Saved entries
• • •

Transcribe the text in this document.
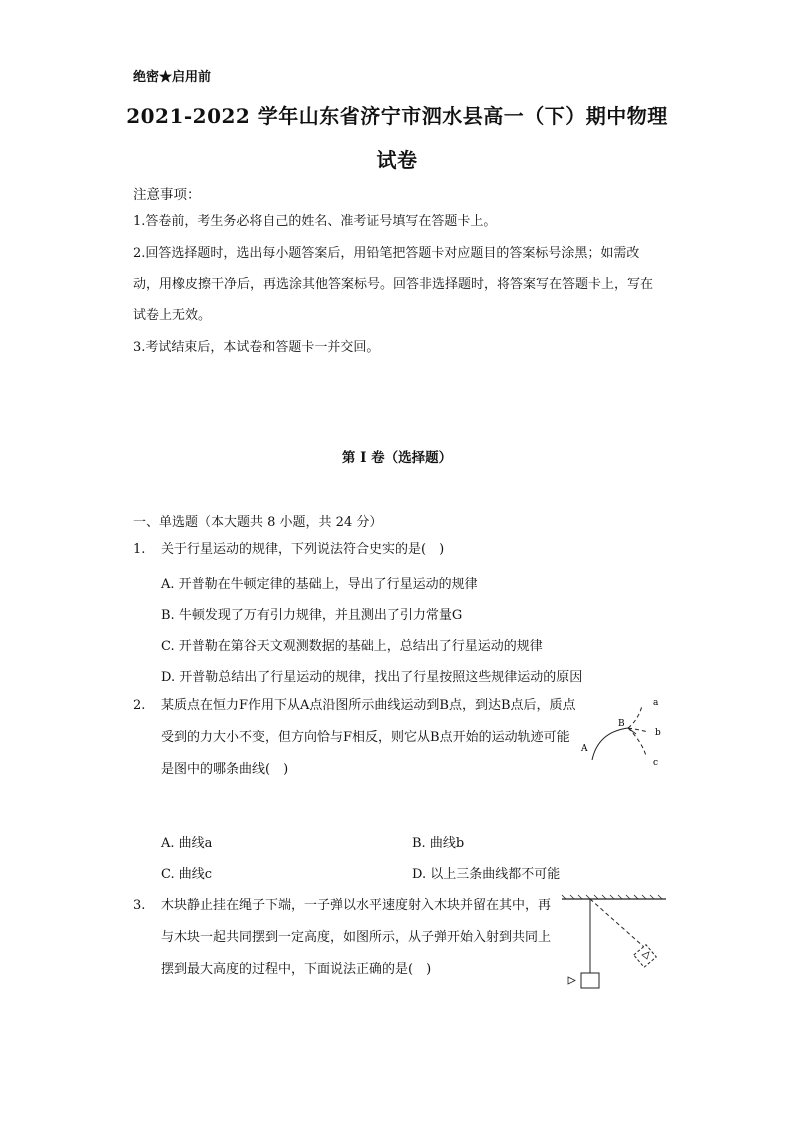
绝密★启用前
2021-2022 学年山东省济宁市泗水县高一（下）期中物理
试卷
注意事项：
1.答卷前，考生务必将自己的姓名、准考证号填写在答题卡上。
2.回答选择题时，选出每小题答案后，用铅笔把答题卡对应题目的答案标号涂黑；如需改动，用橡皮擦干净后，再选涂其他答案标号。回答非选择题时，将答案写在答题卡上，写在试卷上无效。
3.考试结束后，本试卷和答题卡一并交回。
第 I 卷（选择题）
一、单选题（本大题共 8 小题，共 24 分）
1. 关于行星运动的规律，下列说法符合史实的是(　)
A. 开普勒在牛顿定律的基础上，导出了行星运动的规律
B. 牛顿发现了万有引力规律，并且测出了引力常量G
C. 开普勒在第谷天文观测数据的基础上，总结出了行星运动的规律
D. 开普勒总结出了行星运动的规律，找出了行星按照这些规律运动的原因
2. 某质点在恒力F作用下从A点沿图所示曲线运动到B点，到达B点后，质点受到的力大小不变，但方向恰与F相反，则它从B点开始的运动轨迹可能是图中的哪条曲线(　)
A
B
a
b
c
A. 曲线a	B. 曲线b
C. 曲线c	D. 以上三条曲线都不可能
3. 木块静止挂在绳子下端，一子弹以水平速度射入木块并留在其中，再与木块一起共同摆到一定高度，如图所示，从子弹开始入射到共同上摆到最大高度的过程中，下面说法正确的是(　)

• • •

REQUIREMENTS: Repeat the records above verbatim, with no pictures in the result.

RESULT:
Transcribe the text in this document.
绝密★启用前
2021-2022 学年山东省济宁市泗水县高一（下）期中物理
试卷
注意事项：
1.答卷前，考生务必将自己的姓名、准考证号填写在答题卡上。
2.回答选择题时，选出每小题答案后，用铅笔把答题卡对应题目的答案标号涂黑；如需改动，用橡皮擦干净后，再选涂其他答案标号。回答非选择题时，将答案写在答题卡上，写在试卷上无效。
3.考试结束后，本试卷和答题卡一并交回。
第 I 卷（选择题）
一、单选题（本大题共 8 小题，共 24 分）
1. 关于行星运动的规律，下列说法符合史实的是(　)
A. 开普勒在牛顿定律的基础上，导出了行星运动的规律
B. 牛顿发现了万有引力规律，并且测出了引力常量G
C. 开普勒在第谷天文观测数据的基础上，总结出了行星运动的规律
D. 开普勒总结出了行星运动的规律，找出了行星按照这些规律运动的原因
2. 某质点在恒力F作用下从A点沿图所示曲线运动到B点，到达B点后，质点受到的力大小不变，但方向恰与F相反，则它从B点开始的运动轨迹可能是图中的哪条曲线(　)
A
B
a
b
c
A. 曲线a	B. 曲线b
C. 曲线c	D. 以上三条曲线都不可能
3. 木块静止挂在绳子下端，一子弹以水平速度射入木块并留在其中，再与木块一起共同摆到一定高度，如图所示，从子弹开始入射到共同上摆到最大高度的过程中，下面说法正确的是(　)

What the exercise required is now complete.